▶ **RECORDS SHOWN**:
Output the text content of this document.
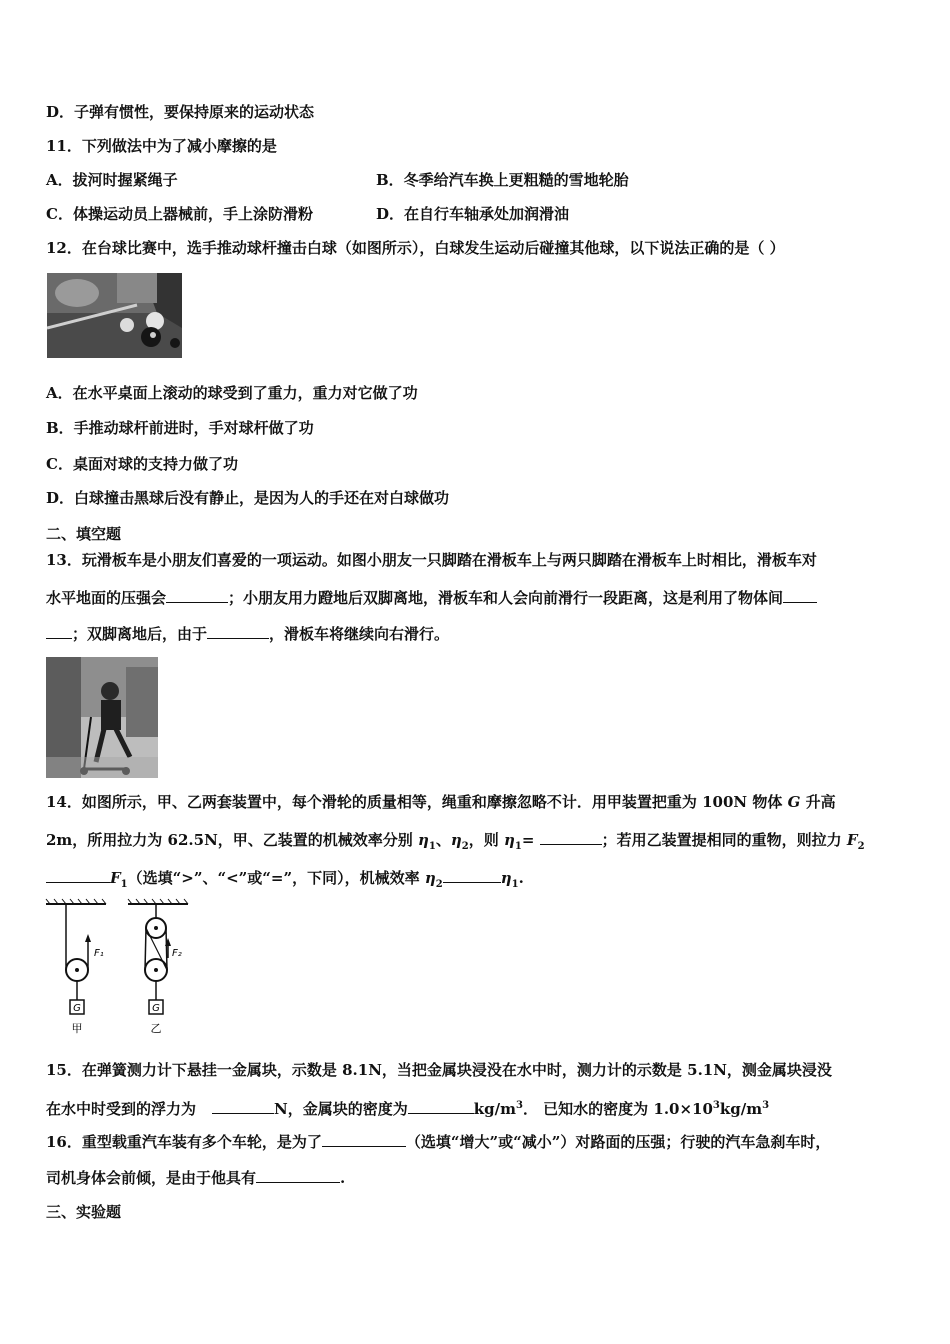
D．子弹有惯性，要保持原来的运动状态
11．下列做法中为了减小摩擦的是
A．拔河时握紧绳子	B．冬季给汽车换上更粗糙的雪地轮胎
C．体操运动员上器械前，手上涂防滑粉	D．在自行车轴承处加润滑油
12．在台球比赛中，选手推动球杆撞击白球（如图所示），白球发生运动后碰撞其他球，以下说法正确的是（ ）
A．在水平桌面上滚动的球受到了重力，重力对它做了功
B．手推动球杆前进时，手对球杆做了功
C．桌面对球的支持力做了功
D．白球撞击黑球后没有静止，是因为人的手还在对白球做功
二、填空题
13．玩滑板车是小朋友们喜爱的一项运动。如图小朋友一只脚踏在滑板车上与两只脚踏在滑板车上时相比，滑板车对
水平地面的压强会	；小朋友用力蹬地后双脚离地，滑板车和人会向前滑行一段距离，这是利用了物体间
；双脚离地后，由于	，滑板车将继续向右滑行。
14．如图所示，甲、乙两套装置中，每个滑轮的质量相等，绳重和摩擦忽略不计．用甲装置把重为 100N 物体 G 升高
2m，所用拉力为 62.5N，甲、乙装置的机械效率分别 $\eta_1$、$\eta_2$，则 $\eta_1=$	；若用乙装置提相同的重物，则拉力 $F_2$
$F_1$（选填“>”、“<”或“=”，下同），机械效率 $\eta_2$	$\eta_1$.
G
F₁
甲
G
F₂
乙
15．在弹簧测力计下悬挂一金属块，示数是 8.1N，当把金属块浸没在水中时，测力计的示数是 5.1N，测金属块浸没
在水中时受到的浮力为	N，金属块的密度为	$kg/m^3$． 已知水的密度为 $1.0\times 10^3kg/m^3$
16．重型载重汽车装有多个车轮，是为了	（选填“增大”或“减小”）对路面的压强；行驶的汽车急刹车时，
司机身体会前倾，是由于他具有	.
三、实验题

▶ **GOAL**: Quote the records above exactly, leaving out any pictures.

▶ **WRITTEN ANSWER**:
Output the text content of this document.
D．子弹有惯性，要保持原来的运动状态
11．下列做法中为了减小摩擦的是
A．拔河时握紧绳子	B．冬季给汽车换上更粗糙的雪地轮胎
C．体操运动员上器械前，手上涂防滑粉	D．在自行车轴承处加润滑油
12．在台球比赛中，选手推动球杆撞击白球（如图所示），白球发生运动后碰撞其他球，以下说法正确的是（ ）
A．在水平桌面上滚动的球受到了重力，重力对它做了功
B．手推动球杆前进时，手对球杆做了功
C．桌面对球的支持力做了功
D．白球撞击黑球后没有静止，是因为人的手还在对白球做功
二、填空题
13．玩滑板车是小朋友们喜爱的一项运动。如图小朋友一只脚踏在滑板车上与两只脚踏在滑板车上时相比，滑板车对
水平地面的压强会	；小朋友用力蹬地后双脚离地，滑板车和人会向前滑行一段距离，这是利用了物体间
；双脚离地后，由于	，滑板车将继续向右滑行。
14．如图所示，甲、乙两套装置中，每个滑轮的质量相等，绳重和摩擦忽略不计．用甲装置把重为 100N 物体 G 升高
2m，所用拉力为 62.5N，甲、乙装置的机械效率分别 $\eta_1$、$\eta_2$，则 $\eta_1=$	；若用乙装置提相同的重物，则拉力 $F_2$
$F_1$（选填“>”、“<”或“=”，下同），机械效率 $\eta_2$	$\eta_1$.
G
F₁
甲
G
F₂
乙
15．在弹簧测力计下悬挂一金属块，示数是 8.1N，当把金属块浸没在水中时，测力计的示数是 5.1N，测金属块浸没
在水中时受到的浮力为	N，金属块的密度为	$kg/m^3$． 已知水的密度为 $1.0\times 10^3kg/m^3$
16．重型载重汽车装有多个车轮，是为了	（选填“增大”或“减小”）对路面的压强；行驶的汽车急刹车时，
司机身体会前倾，是由于他具有	.
三、实验题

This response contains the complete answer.